*Given instruction:*
Extract all data as written.

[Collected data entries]
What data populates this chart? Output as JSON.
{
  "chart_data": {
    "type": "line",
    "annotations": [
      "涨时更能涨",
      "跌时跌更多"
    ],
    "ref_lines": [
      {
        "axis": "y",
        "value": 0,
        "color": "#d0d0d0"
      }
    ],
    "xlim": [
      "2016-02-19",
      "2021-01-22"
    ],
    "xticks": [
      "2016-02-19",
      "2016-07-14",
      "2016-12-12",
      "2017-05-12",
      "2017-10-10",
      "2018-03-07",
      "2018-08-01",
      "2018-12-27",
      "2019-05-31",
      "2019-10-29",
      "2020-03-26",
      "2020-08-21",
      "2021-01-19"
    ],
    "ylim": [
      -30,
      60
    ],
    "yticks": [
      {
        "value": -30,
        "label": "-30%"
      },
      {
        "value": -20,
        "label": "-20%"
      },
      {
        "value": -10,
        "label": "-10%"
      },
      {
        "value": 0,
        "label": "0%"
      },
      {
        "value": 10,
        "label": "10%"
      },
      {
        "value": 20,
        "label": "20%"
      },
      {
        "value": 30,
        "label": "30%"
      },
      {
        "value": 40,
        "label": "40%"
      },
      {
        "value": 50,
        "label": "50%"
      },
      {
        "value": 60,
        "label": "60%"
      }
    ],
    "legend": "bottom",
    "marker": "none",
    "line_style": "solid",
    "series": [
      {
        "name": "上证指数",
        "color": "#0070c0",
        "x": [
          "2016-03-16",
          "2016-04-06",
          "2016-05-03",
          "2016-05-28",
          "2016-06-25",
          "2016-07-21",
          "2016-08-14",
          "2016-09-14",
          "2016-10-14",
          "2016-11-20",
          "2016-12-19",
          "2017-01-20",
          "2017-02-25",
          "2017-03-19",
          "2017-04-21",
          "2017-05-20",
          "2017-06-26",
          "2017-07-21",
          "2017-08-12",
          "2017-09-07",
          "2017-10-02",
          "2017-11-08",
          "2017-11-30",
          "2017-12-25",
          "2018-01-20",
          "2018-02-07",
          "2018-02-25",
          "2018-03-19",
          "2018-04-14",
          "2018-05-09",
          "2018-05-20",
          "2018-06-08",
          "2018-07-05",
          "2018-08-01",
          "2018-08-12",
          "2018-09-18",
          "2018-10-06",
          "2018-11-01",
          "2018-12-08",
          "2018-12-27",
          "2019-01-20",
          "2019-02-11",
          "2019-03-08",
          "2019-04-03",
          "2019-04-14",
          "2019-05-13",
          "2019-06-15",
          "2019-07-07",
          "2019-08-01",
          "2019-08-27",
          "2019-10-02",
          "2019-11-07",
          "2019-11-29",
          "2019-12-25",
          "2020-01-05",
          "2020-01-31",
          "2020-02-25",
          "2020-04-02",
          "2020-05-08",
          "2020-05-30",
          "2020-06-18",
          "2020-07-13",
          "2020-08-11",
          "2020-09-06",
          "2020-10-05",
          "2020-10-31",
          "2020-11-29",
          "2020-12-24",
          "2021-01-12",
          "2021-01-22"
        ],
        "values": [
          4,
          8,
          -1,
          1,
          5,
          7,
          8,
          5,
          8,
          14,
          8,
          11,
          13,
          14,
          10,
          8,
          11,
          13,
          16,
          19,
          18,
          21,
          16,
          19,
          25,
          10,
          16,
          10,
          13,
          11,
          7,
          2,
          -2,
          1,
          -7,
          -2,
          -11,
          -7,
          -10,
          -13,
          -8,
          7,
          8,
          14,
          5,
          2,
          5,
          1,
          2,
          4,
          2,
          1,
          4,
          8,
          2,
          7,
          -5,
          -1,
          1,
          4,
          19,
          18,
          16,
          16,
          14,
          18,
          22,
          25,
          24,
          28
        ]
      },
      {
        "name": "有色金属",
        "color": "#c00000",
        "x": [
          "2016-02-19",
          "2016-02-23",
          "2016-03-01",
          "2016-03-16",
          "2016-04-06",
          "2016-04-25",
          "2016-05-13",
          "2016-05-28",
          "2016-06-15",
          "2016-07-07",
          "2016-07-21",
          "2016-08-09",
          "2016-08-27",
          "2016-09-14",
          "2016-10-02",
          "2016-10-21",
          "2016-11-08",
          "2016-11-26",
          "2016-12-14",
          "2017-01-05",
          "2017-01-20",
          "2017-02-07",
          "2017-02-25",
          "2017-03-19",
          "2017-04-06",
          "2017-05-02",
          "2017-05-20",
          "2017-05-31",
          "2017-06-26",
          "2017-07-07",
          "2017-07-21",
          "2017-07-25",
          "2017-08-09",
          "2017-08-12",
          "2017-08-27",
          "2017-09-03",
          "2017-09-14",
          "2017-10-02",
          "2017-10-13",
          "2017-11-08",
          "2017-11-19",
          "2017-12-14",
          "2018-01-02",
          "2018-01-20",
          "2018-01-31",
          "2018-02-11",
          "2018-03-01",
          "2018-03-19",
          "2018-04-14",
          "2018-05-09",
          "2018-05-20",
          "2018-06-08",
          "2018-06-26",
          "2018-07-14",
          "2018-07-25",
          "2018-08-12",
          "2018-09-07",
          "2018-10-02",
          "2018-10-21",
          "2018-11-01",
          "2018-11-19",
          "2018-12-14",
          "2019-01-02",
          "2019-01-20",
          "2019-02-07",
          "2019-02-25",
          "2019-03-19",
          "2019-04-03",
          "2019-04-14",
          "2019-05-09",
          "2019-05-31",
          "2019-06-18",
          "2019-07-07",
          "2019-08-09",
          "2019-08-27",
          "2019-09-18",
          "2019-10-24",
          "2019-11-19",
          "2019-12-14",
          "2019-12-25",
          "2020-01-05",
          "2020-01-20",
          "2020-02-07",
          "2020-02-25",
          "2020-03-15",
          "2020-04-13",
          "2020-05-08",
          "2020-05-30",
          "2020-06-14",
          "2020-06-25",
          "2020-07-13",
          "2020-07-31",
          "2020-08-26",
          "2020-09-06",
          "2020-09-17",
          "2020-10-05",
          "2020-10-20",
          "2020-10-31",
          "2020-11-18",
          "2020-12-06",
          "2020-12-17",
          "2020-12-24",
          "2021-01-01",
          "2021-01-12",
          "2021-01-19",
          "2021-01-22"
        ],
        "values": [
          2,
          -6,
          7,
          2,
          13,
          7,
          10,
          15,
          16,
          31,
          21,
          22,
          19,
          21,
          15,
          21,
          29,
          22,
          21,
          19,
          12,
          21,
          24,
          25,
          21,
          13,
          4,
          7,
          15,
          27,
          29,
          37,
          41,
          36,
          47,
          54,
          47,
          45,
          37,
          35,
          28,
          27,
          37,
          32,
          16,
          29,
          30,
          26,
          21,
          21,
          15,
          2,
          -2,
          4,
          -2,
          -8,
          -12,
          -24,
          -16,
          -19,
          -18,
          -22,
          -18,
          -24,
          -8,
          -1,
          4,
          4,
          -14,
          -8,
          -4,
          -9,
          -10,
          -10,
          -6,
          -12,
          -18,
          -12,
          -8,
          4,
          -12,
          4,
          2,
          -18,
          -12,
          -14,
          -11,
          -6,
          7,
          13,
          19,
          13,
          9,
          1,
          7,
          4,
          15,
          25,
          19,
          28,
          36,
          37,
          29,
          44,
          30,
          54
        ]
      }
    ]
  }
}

*Correct result:*
What data populates this chart? Output as JSON.
{
  "chart_data": {
    "type": "line",
    "annotations": [
      "涨时更能涨",
      "跌时跌更多"
    ],
    "ref_lines": [
      {
        "axis": "y",
        "value": 0,
        "color": "#d0d0d0"
      }
    ],
    "xlim": [
      "2016-02-19",
      "2021-01-22"
    ],
    "xticks": [
      "2016-02-19",
      "2016-07-14",
      "2016-12-12",
      "2017-05-12",
      "2017-10-10",
      "2018-03-07",
      "2018-08-01",
      "2018-12-27",
      "2019-05-31",
      "2019-10-29",
      "2020-03-26",
      "2020-08-21",
      "2021-01-19"
    ],
    "ylim": [
      -30,
      60
    ],
    "yticks": [
      {
        "value": -30,
        "label": "-30%"
      },
      {
        "value": -20,
        "label": "-20%"
      },
      {
        "value": -10,
        "label": "-10%"
      },
      {
        "value": 0,
        "label": "0%"
      },
      {
        "value": 10,
        "label": "10%"
      },
      {
        "value": 20,
        "label": "20%"
      },
      {
        "value": 30,
        "label": "30%"
      },
      {
        "value": 40,
        "label": "40%"
      },
      {
        "value": 50,
        "label": "50%"
      },
      {
        "value": 60,
        "label": "60%"
      }
    ],
    "legend": "bottom",
    "marker": "none",
    "line_style": "solid",
    "series": [
      {
        "name": "上证指数",
        "color": "#0070c0",
        "x": [
          "2016-03-16",
          "2016-04-06",
          "2016-05-03",
          "2016-05-28",
          "2016-06-25",
          "2016-07-21",
          "2016-08-14",
          "2016-09-14",
          "2016-10-14",
          "2016-11-20",
          "2016-12-19",
          "2017-01-20",
          "2017-02-25",
          "2017-03-19",
          "2017-04-21",
          "2017-05-20",
          "2017-06-26",
          "2017-07-21",
          "2017-08-12",
          "2017-09-07",
          "2017-10-02",
          "2017-11-08",
          "2017-11-30",
          "2017-12-25",
          "2018-01-20",
          "2018-02-07",
          "2018-02-25",
          "2018-03-19",
          "2018-04-14",
          "2018-05-09",
          "2018-05-20",
          "2018-06-08",
          "2018-07-05",
          "2018-08-01",
          "2018-08-12",
          "2018-09-18",
          "2018-10-06",
          "2018-11-01",
          "2018-12-08",
          "2018-12-27",
          "2019-01-20",
          "2019-02-11",
          "2019-03-08",
          "2019-04-03",
          "2019-04-14",
          "2019-05-13",
          "2019-06-15",
          "2019-07-07",
          "2019-08-01",
          "2019-08-27",
          "2019-10-02",
          "2019-11-07",
          "2019-11-29",
          "2019-12-25",
          "2020-01-05",
          "2020-01-31",
          "2020-02-25",
          "2020-04-02",
          "2020-05-08",
          "2020-05-30",
          "2020-06-18",
          "2020-07-13",
          "2020-08-11",
          "2020-09-06",
          "2020-10-05",
          "2020-10-31",
          "2020-11-29",
          "2020-12-24",
          "2021-01-12",
          "2021-01-22"
        ],
        "values": [
          4,
          8,
          -1,
          1,
          5,
          7,
          8,
          5,
          8,
          14,
          8,
          11,
          13,
          14,
          10,
          8,
          11,
          13,
          16,
          19,
          18,
          21,
          16,
          19,
          25,
          10,
          16,
          10,
          13,
          11,
          7,
          2,
          -2,
          1,
          -7,
          -2,
          -11,
          -7,
          -10,
          -13,
          -8,
          7,
          8,
          14,
          5,
          2,
          5,
          1,
          2,
          4,
          2,
          1,
          4,
          8,
          2,
          7,
          -5,
          -1,
          1,
          4,
          19,
          18,
          16,
          16,
          14,
          18,
          22,
          25,
          24,
          28
        ]
      },
      {
        "name": "有色金属",
        "color": "#c00000",
        "x": [
          "2016-02-19",
          "2016-02-23",
          "2016-03-01",
          "2016-03-16",
          "2016-04-06",
          "2016-04-25",
          "2016-05-13",
          "2016-05-28",
          "2016-06-15",
          "2016-07-07",
          "2016-07-21",
          "2016-08-09",
          "2016-08-27",
          "2016-09-14",
          "2016-10-02",
          "2016-10-21",
          "2016-11-08",
          "2016-11-26",
          "2016-12-14",
          "2017-01-05",
          "2017-01-20",
          "2017-02-07",
          "2017-02-25",
          "2017-03-19",
          "2017-04-06",
          "2017-05-02",
          "2017-05-20",
          "2017-05-31",
          "2017-06-26",
          "2017-07-07",
          "2017-07-21",
          "2017-07-25",
          "2017-08-09",
          "2017-08-12",
          "2017-08-27",
          "2017-09-03",
          "2017-09-14",
          "2017-10-02",
          "2017-10-13",
          "2017-11-08",
          "2017-11-19",
          "2017-12-14",
          "2018-01-02",
          "2018-01-20",
          "2018-01-31",
          "2018-02-11",
          "2018-03-01",
          "2018-03-19",
          "2018-04-14",
          "2018-05-09",
          "2018-05-20",
          "2018-06-08",
          "2018-06-26",
          "2018-07-14",
          "2018-07-25",
          "2018-08-12",
          "2018-09-07",
          "2018-10-02",
          "2018-10-21",
          "2018-11-01",
          "2018-11-19",
          "2018-12-14",
          "2019-01-02",
          "2019-01-20",
          "2019-02-07",
          "2019-02-25",
          "2019-03-19",
          "2019-04-03",
          "2019-04-14",
          "2019-05-09",
          "2019-05-31",
          "2019-06-18",
          "2019-07-07",
          "2019-08-09",
          "2019-08-27",
          "2019-09-18",
          "2019-10-24",
          "2019-11-19",
          "2019-12-14",
          "2019-12-25",
          "2020-01-05",
          "2020-01-20",
          "2020-02-07",
          "2020-02-25",
          "2020-03-15",
          "2020-04-13",
          "2020-05-08",
          "2020-05-30",
          "2020-06-14",
          "2020-06-25",
          "2020-07-13",
          "2020-07-31",
          "2020-08-26",
          "2020-09-06",
          "2020-09-17",
          "2020-10-05",
          "2020-10-20",
          "2020-10-31",
          "2020-11-18",
          "2020-12-06",
          "2020-12-17",
          "2020-12-24",
          "2021-01-01",
          "2021-01-12",
          "2021-01-19",
          "2021-01-22"
        ],
        "values": [
          2,
          -6,
          7,
          2,
          13,
          7,
          10,
          15,
          16,
          31,
          21,
          22,
          19,
          21,
          15,
          21,
          29,
          22,
          21,
          19,
          12,
          21,
          24,
          25,
          21,
          13,
          4,
          7,
          15,
          27,
          29,
          37,
          41,
          36,
          47,
          54,
          47,
          45,
          37,
          35,
          28,
          27,
          37,
          32,
          16,
          29,
          30,
          26,
          21,
          21,
          15,
          2,
          -2,
          4,
          -2,
          -8,
          -12,
          -24,
          -16,
          -19,
          -18,
          -22,
          -18,
          -24,
          -8,
          -1,
          4,
          4,
          -14,
          -8,
          -4,
          -9,
          -10,
          -10,
          -6,
          -12,
          -18,
          -12,
          -8,
          4,
          -12,
          4,
          2,
          -18,
          -12,
          -14,
          -11,
          -6,
          7,
          13,
          19,
          13,
          9,
          1,
          7,
          4,
          15,
          25,
          19,
          28,
          36,
          37,
          29,
          44,
          30,
          54
        ]
      }
    ]
  }
}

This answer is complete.